List each line in which the string "name" appears.

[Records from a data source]
************

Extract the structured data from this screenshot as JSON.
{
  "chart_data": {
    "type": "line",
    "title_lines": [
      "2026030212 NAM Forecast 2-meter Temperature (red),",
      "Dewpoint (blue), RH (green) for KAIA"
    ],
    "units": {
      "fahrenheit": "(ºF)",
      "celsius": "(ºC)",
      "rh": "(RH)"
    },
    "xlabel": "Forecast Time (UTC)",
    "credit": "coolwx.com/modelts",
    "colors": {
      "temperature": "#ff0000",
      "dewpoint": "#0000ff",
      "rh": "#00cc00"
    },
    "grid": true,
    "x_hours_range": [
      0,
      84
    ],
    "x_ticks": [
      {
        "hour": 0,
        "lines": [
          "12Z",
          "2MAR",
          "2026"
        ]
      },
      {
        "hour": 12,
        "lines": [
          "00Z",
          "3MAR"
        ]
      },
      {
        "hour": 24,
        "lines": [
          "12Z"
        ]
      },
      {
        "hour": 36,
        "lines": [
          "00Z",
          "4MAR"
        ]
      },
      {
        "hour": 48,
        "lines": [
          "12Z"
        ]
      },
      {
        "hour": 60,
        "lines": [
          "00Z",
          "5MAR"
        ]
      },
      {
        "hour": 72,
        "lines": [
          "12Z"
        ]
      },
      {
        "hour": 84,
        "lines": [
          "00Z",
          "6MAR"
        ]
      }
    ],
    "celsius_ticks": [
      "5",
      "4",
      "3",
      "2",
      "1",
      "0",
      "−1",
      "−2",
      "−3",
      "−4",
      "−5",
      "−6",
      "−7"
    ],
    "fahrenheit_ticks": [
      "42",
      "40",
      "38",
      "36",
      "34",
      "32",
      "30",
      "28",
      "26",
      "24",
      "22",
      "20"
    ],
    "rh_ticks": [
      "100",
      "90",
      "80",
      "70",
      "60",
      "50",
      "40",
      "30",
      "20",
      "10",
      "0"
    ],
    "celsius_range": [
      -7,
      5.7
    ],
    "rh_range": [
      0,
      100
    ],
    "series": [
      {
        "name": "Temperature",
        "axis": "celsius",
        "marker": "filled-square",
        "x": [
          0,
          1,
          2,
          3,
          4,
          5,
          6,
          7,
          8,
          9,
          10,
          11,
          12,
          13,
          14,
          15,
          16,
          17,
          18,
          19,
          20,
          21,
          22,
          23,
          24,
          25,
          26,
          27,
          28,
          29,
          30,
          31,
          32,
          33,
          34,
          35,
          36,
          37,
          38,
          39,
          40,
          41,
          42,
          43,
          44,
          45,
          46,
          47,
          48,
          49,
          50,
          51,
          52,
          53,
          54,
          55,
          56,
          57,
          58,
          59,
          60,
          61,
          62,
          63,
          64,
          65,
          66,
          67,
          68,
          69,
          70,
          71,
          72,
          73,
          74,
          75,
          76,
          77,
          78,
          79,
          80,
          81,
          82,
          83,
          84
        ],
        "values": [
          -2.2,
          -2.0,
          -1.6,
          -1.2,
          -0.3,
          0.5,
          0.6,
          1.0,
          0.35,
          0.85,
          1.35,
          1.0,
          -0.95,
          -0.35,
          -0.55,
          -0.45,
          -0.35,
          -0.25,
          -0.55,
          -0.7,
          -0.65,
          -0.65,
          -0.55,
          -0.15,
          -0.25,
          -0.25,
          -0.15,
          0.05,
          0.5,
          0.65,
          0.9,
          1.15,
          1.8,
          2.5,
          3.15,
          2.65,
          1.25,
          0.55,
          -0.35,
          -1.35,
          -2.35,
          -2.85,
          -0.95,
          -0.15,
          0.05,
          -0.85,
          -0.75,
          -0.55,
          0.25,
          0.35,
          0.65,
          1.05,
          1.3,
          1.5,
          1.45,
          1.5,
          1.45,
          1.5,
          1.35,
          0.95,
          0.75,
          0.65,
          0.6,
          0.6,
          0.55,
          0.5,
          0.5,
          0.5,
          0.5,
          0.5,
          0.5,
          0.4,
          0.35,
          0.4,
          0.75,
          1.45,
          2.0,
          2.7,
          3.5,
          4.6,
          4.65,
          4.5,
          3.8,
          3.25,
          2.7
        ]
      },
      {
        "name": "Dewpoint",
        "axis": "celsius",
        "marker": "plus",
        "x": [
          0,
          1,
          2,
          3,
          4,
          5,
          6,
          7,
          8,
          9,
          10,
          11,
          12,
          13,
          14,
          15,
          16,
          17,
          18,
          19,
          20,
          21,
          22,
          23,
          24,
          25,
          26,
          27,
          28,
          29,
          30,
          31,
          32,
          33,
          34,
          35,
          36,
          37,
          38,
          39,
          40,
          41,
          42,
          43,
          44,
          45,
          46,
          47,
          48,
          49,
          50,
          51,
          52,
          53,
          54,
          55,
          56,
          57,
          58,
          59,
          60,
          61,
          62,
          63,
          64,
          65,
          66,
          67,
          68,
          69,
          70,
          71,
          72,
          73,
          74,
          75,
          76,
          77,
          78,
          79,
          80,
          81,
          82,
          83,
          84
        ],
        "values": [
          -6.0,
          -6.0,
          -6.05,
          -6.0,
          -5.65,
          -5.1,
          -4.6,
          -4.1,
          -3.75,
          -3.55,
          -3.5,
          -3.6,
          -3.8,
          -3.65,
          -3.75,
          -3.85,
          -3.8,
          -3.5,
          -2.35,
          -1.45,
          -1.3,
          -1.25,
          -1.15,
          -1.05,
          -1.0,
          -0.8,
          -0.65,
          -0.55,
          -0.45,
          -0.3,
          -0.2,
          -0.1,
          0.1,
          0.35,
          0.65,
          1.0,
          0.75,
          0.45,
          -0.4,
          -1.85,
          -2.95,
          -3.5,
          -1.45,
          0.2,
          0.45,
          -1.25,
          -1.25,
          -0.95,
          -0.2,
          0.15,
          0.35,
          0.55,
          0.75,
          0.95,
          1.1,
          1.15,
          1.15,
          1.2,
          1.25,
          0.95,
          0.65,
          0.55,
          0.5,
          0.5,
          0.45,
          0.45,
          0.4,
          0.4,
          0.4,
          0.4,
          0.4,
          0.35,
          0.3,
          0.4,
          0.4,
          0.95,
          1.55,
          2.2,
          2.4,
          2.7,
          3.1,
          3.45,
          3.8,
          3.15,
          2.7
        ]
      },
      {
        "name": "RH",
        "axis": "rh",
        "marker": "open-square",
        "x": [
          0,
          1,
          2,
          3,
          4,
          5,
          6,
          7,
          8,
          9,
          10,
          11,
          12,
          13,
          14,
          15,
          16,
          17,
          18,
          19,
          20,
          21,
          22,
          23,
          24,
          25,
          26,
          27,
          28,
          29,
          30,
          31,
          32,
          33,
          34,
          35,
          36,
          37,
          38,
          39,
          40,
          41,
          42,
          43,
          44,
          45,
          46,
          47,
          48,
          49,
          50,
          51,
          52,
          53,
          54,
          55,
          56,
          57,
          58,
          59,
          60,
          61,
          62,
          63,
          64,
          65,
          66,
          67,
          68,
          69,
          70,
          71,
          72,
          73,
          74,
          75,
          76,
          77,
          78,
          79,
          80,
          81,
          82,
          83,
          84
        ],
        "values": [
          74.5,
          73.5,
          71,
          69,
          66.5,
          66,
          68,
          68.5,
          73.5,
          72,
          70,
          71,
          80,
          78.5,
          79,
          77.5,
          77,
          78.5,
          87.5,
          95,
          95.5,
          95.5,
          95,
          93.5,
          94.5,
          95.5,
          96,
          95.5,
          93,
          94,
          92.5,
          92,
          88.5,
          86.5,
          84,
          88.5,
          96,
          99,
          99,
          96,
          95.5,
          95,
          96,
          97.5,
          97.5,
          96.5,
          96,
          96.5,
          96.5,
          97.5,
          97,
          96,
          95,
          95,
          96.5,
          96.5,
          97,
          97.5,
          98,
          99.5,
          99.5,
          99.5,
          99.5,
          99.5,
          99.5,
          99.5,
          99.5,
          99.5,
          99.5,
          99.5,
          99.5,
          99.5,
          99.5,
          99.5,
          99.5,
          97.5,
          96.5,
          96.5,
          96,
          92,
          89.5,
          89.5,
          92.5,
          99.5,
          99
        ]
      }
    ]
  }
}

************

== THE COMPLETED TASK ==
        "name": "Temperature",
        "name": "Dewpoint",
        "name": "RH",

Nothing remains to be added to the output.